**Requirement**
Extract every line of the material that holds the string "pleasure".

**Extracted data entries**
* * * * *

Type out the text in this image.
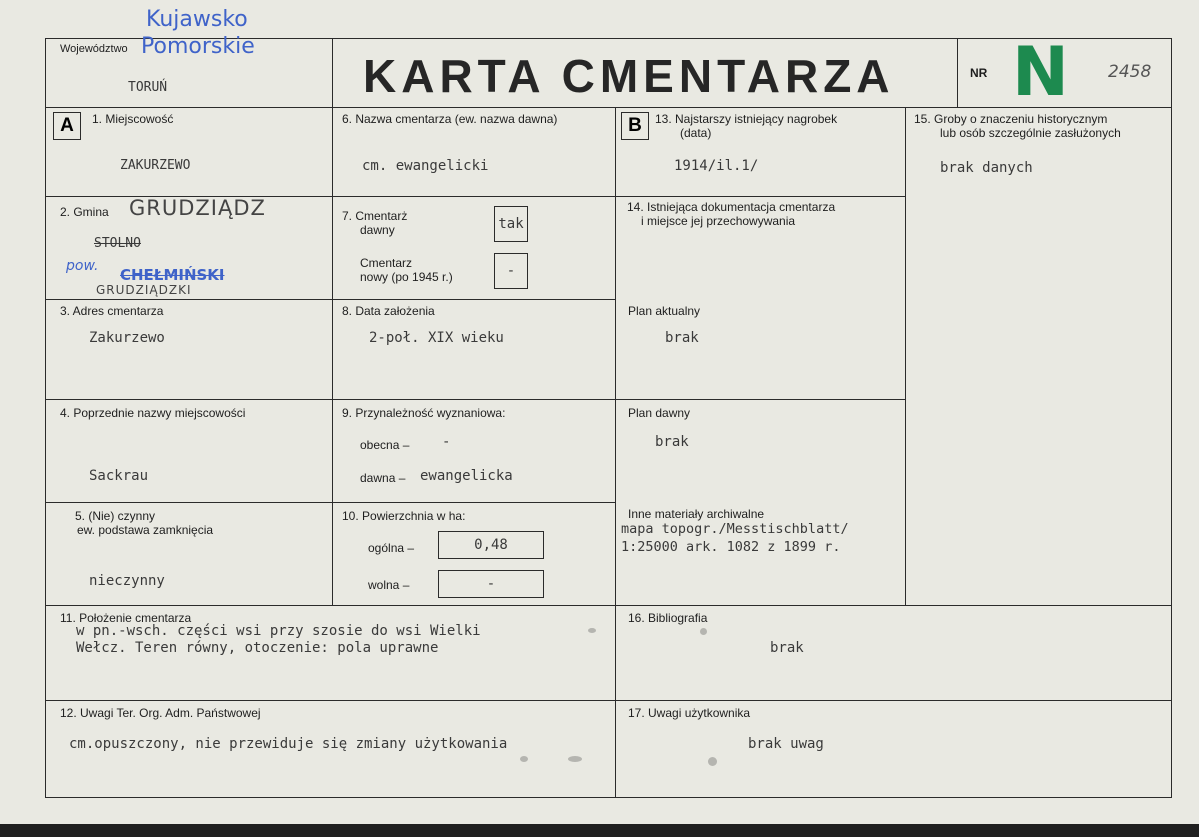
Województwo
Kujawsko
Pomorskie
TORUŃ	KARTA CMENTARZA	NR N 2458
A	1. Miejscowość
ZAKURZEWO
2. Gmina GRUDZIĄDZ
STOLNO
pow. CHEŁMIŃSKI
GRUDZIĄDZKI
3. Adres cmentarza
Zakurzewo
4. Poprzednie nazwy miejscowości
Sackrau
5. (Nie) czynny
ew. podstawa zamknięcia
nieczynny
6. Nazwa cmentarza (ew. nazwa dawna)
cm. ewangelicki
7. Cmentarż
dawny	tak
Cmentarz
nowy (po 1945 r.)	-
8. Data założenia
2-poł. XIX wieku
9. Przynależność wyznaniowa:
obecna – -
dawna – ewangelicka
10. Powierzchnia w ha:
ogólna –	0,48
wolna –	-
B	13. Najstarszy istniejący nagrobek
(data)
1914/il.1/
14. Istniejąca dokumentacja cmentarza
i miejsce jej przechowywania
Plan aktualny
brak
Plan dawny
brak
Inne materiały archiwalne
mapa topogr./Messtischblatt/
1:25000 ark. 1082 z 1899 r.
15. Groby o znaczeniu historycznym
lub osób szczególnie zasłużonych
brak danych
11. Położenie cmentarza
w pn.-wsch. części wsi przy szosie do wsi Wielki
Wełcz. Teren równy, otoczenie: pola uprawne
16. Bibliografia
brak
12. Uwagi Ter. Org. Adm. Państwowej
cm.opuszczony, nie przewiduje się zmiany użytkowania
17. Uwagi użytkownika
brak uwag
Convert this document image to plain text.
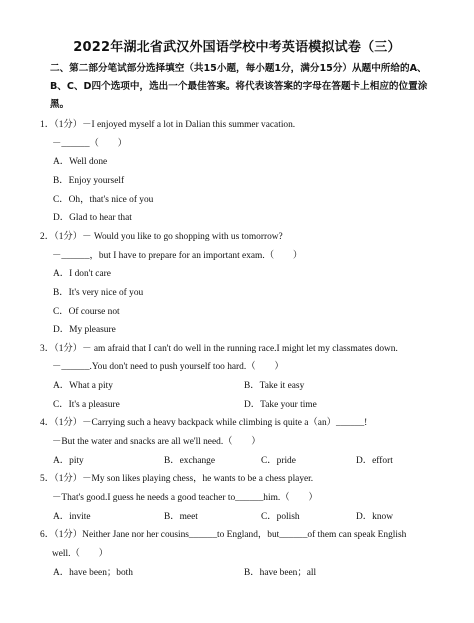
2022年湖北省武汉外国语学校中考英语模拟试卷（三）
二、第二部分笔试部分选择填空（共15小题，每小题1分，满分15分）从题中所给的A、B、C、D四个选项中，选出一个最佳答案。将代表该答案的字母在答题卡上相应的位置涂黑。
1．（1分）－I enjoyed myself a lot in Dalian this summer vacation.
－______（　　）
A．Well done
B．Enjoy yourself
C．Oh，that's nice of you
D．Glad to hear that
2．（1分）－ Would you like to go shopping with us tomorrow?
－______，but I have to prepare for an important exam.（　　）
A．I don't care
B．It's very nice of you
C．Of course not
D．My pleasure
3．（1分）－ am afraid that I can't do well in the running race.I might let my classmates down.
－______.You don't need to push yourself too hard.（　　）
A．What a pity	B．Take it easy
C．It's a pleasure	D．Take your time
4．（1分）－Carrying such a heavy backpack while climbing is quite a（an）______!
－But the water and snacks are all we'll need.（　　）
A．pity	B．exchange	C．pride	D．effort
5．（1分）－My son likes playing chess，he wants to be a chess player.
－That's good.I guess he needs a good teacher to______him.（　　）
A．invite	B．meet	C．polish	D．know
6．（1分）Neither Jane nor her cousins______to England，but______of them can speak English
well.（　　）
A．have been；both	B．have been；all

* * * * *

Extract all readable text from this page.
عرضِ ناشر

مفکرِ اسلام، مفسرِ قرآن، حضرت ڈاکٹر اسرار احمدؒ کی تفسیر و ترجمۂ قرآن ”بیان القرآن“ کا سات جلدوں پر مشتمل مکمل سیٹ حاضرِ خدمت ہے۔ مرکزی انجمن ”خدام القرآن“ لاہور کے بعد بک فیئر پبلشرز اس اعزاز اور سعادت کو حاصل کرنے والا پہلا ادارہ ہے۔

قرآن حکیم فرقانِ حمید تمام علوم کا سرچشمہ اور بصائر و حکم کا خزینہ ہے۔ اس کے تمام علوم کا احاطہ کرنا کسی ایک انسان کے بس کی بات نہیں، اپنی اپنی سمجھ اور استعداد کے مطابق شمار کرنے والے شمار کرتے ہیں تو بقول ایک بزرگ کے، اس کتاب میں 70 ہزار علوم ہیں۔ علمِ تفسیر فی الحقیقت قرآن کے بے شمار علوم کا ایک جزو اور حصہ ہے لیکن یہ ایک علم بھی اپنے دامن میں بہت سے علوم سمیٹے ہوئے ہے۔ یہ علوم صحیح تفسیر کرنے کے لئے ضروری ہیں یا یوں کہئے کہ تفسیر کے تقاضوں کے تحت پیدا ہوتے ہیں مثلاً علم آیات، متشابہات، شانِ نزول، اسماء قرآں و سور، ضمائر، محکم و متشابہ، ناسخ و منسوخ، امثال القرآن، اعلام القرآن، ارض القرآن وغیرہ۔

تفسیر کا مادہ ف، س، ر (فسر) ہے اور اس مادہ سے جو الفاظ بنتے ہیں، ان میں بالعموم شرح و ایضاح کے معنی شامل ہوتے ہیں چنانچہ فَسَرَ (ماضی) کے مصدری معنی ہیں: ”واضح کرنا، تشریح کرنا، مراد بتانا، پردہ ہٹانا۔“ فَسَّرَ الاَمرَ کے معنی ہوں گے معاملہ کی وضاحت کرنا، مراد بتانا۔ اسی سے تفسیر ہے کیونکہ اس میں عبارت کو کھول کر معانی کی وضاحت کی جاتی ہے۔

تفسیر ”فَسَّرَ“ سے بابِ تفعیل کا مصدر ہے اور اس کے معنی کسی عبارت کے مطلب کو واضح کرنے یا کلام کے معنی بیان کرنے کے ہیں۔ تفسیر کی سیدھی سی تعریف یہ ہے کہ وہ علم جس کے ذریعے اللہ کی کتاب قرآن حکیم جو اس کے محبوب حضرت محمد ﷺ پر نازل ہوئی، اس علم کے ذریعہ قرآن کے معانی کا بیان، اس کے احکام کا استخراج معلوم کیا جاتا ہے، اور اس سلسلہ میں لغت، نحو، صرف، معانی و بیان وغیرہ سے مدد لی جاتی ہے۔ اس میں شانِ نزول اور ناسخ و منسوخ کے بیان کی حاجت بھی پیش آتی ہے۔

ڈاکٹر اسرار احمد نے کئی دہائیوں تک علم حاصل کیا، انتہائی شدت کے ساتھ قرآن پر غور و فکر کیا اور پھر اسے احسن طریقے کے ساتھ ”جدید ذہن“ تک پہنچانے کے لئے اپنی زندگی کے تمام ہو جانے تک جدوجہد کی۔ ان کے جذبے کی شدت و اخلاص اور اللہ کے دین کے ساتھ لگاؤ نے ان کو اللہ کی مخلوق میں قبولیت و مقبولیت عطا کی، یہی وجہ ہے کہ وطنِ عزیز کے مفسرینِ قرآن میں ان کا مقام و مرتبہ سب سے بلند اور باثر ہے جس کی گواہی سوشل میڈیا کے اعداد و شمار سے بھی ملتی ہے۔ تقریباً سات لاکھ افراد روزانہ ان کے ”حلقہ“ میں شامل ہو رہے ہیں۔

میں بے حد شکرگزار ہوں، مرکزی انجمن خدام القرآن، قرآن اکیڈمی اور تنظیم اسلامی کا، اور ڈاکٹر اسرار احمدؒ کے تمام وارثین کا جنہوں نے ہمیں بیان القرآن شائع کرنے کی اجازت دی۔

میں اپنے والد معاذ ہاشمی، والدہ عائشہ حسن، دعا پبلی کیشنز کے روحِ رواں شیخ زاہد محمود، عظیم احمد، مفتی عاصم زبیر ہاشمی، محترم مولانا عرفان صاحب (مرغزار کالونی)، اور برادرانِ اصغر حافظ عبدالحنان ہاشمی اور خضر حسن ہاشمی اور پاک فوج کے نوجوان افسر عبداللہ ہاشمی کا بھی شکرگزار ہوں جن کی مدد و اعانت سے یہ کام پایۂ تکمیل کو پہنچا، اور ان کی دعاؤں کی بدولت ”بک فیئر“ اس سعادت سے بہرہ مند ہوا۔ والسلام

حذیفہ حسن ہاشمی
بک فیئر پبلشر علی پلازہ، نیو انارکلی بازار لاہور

* * * * *

**Exercise solution**
D．My pleasure
C．It's a pleasure	D．Take your time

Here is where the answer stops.